• **WRITTEN REQUEST**
All entries must be repeated exactly; do not include the pictures.

[Stored data]
::::::::::

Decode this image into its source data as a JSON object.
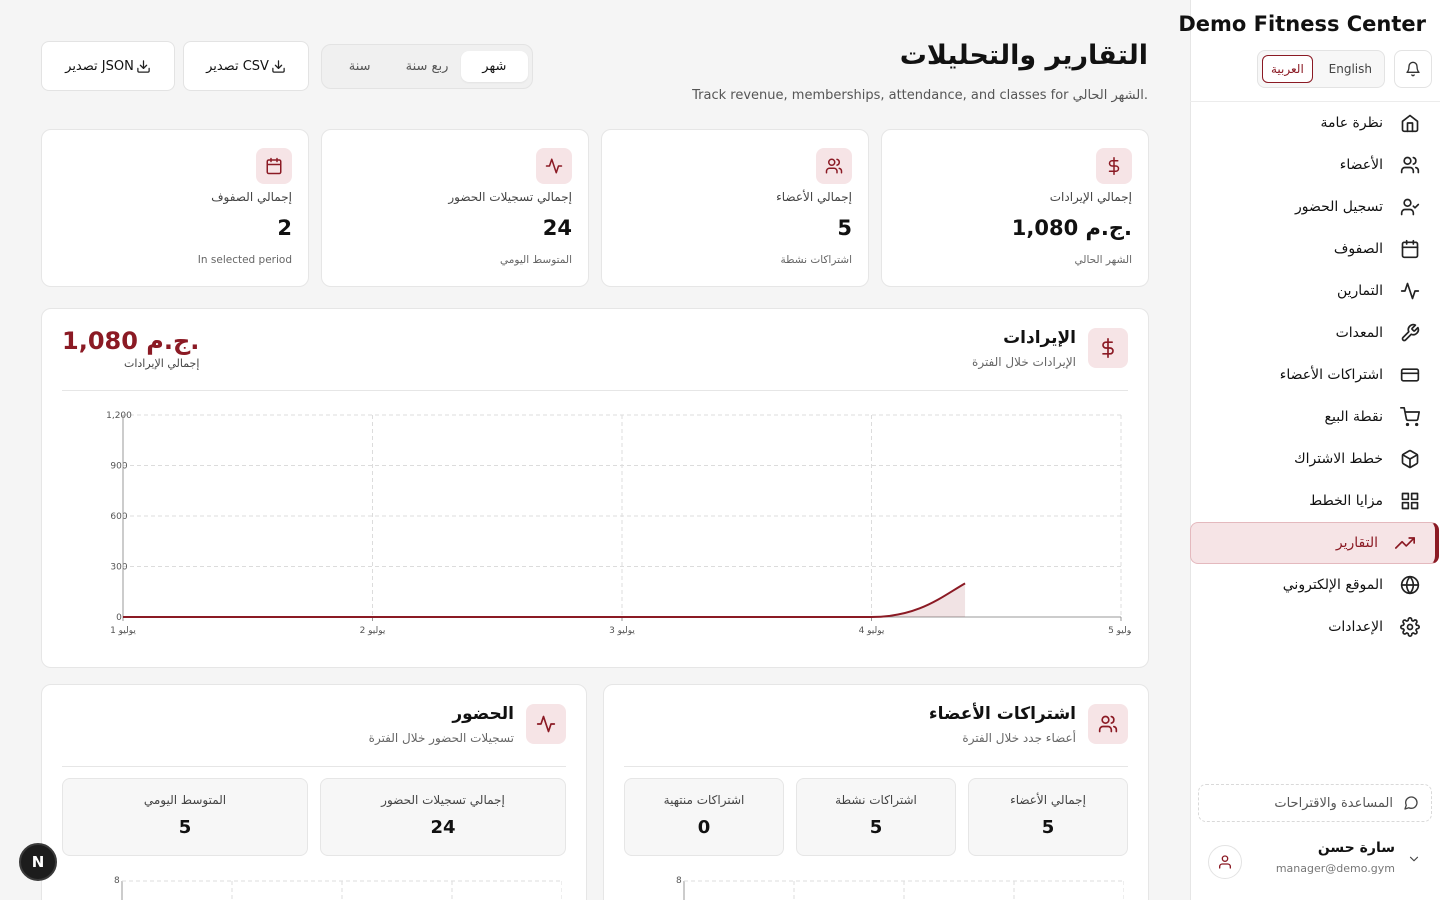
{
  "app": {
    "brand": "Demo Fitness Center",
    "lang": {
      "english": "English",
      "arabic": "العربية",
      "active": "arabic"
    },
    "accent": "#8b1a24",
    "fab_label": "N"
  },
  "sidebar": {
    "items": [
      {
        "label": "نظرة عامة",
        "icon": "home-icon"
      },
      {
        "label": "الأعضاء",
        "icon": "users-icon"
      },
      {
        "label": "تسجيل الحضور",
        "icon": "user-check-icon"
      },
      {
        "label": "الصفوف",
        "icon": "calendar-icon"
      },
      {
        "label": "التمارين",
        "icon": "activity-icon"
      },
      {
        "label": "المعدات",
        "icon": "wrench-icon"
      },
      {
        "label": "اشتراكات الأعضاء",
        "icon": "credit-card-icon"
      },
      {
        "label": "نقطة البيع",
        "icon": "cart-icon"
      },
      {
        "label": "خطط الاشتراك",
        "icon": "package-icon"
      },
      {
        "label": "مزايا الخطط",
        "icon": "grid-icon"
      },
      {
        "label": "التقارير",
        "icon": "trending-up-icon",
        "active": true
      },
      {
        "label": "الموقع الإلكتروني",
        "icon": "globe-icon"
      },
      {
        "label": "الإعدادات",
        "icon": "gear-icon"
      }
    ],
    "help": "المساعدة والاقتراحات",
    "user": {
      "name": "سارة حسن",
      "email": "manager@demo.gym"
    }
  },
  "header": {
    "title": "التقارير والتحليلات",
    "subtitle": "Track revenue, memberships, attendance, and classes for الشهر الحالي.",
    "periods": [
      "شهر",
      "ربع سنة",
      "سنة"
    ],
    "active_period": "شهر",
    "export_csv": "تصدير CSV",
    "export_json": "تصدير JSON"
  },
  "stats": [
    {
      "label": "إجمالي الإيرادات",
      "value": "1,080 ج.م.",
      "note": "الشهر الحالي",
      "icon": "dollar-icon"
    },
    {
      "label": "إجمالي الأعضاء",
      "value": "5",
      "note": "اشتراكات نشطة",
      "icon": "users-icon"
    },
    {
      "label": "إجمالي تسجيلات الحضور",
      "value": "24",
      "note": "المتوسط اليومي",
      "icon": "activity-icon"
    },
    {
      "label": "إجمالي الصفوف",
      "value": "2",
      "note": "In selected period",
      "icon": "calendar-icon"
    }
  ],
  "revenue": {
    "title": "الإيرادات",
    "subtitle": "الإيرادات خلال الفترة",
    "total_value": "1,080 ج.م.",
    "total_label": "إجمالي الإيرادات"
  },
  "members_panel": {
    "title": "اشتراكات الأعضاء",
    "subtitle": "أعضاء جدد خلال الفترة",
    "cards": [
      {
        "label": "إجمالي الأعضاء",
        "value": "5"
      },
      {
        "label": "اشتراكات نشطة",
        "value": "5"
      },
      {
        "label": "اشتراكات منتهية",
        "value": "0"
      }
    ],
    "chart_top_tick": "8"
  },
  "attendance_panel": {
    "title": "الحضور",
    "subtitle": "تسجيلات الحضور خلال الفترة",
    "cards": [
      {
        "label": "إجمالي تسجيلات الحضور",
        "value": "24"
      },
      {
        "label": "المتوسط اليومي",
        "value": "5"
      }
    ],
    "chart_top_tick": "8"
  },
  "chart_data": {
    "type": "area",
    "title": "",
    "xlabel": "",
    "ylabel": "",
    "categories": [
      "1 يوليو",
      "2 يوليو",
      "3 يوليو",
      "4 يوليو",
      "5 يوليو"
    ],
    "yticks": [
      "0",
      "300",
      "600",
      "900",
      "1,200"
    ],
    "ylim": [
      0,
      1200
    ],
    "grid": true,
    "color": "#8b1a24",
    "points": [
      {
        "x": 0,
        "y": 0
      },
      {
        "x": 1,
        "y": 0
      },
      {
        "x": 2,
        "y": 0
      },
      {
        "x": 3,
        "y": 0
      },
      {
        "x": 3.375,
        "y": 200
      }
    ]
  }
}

::::::::::

• **THE RESPONSE**
Decode this image into its source data as a JSON object.
{
  "app": {
    "brand": "Demo Fitness Center",
    "lang": {
      "english": "English",
      "arabic": "العربية",
      "active": "arabic"
    },
    "accent": "#8b1a24",
    "fab_label": "N"
  },
  "sidebar": {
    "items": [
      {
        "label": "نظرة عامة",
        "icon": "home-icon"
      },
      {
        "label": "الأعضاء",
        "icon": "users-icon"
      },
      {
        "label": "تسجيل الحضور",
        "icon": "user-check-icon"
      },
      {
        "label": "الصفوف",
        "icon": "calendar-icon"
      },
      {
        "label": "التمارين",
        "icon": "activity-icon"
      },
      {
        "label": "المعدات",
        "icon": "wrench-icon"
      },
      {
        "label": "اشتراكات الأعضاء",
        "icon": "credit-card-icon"
      },
      {
        "label": "نقطة البيع",
        "icon": "cart-icon"
      },
      {
        "label": "خطط الاشتراك",
        "icon": "package-icon"
      },
      {
        "label": "مزايا الخطط",
        "icon": "grid-icon"
      },
      {
        "label": "التقارير",
        "icon": "trending-up-icon",
        "active": true
      },
      {
        "label": "الموقع الإلكتروني",
        "icon": "globe-icon"
      },
      {
        "label": "الإعدادات",
        "icon": "gear-icon"
      }
    ],
    "help": "المساعدة والاقتراحات",
    "user": {
      "name": "سارة حسن",
      "email": "manager@demo.gym"
    }
  },
  "header": {
    "title": "التقارير والتحليلات",
    "subtitle": "Track revenue, memberships, attendance, and classes for الشهر الحالي.",
    "periods": [
      "شهر",
      "ربع سنة",
      "سنة"
    ],
    "active_period": "شهر",
    "export_csv": "تصدير CSV",
    "export_json": "تصدير JSON"
  },
  "stats": [
    {
      "label": "إجمالي الإيرادات",
      "value": "1,080 ج.م.",
      "note": "الشهر الحالي",
      "icon": "dollar-icon"
    },
    {
      "label": "إجمالي الأعضاء",
      "value": "5",
      "note": "اشتراكات نشطة",
      "icon": "users-icon"
    },
    {
      "label": "إجمالي تسجيلات الحضور",
      "value": "24",
      "note": "المتوسط اليومي",
      "icon": "activity-icon"
    },
    {
      "label": "إجمالي الصفوف",
      "value": "2",
      "note": "In selected period",
      "icon": "calendar-icon"
    }
  ],
  "revenue": {
    "title": "الإيرادات",
    "subtitle": "الإيرادات خلال الفترة",
    "total_value": "1,080 ج.م.",
    "total_label": "إجمالي الإيرادات"
  },
  "members_panel": {
    "title": "اشتراكات الأعضاء",
    "subtitle": "أعضاء جدد خلال الفترة",
    "cards": [
      {
        "label": "إجمالي الأعضاء",
        "value": "5"
      },
      {
        "label": "اشتراكات نشطة",
        "value": "5"
      },
      {
        "label": "اشتراكات منتهية",
        "value": "0"
      }
    ],
    "chart_top_tick": "8"
  },
  "attendance_panel": {
    "title": "الحضور",
    "subtitle": "تسجيلات الحضور خلال الفترة",
    "cards": [
      {
        "label": "إجمالي تسجيلات الحضور",
        "value": "24"
      },
      {
        "label": "المتوسط اليومي",
        "value": "5"
      }
    ],
    "chart_top_tick": "8"
  },
  "chart_data": {
    "type": "area",
    "title": "",
    "xlabel": "",
    "ylabel": "",
    "categories": [
      "1 يوليو",
      "2 يوليو",
      "3 يوليو",
      "4 يوليو",
      "5 يوليو"
    ],
    "yticks": [
      "0",
      "300",
      "600",
      "900",
      "1,200"
    ],
    "ylim": [
      0,
      1200
    ],
    "grid": true,
    "color": "#8b1a24",
    "points": [
      {
        "x": 0,
        "y": 0
      },
      {
        "x": 1,
        "y": 0
      },
      {
        "x": 2,
        "y": 0
      },
      {
        "x": 3,
        "y": 0
      },
      {
        "x": 3.375,
        "y": 200
      }
    ]
  }
}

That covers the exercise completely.